EXERCISE PROMPT. Read the material below. Count the lines containing "Trichoptera" and give that count alone.

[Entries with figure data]
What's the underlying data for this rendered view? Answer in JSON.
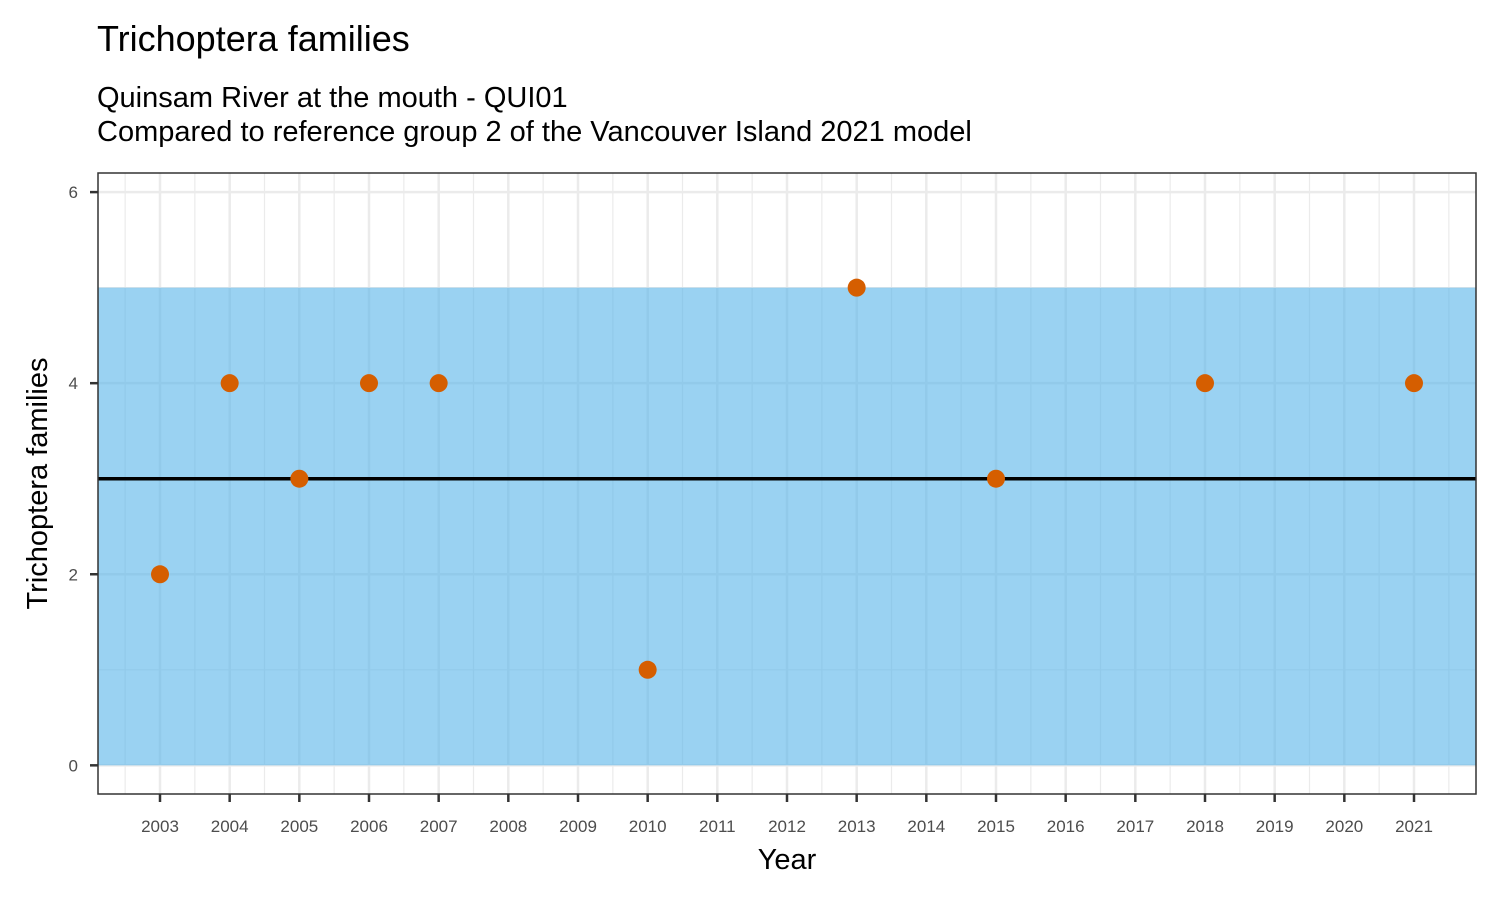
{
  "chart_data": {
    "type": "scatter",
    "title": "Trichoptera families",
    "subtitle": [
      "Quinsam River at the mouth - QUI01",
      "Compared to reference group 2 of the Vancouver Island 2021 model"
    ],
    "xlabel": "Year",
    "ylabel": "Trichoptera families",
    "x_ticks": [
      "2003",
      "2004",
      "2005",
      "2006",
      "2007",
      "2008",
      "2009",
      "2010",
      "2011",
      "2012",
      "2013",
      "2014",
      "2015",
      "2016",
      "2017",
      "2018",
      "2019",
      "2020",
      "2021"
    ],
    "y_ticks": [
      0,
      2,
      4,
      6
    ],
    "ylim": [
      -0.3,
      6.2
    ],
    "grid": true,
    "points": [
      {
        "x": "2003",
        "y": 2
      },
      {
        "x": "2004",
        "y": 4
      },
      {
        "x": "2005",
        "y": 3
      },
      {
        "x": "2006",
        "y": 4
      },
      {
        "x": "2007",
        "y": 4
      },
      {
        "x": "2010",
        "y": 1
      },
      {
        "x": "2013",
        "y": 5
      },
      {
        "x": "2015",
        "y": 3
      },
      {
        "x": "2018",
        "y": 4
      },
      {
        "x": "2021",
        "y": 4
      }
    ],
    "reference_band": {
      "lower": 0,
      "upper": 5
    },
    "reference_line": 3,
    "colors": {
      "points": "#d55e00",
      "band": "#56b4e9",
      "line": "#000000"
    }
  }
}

FULL OUTPUT. 2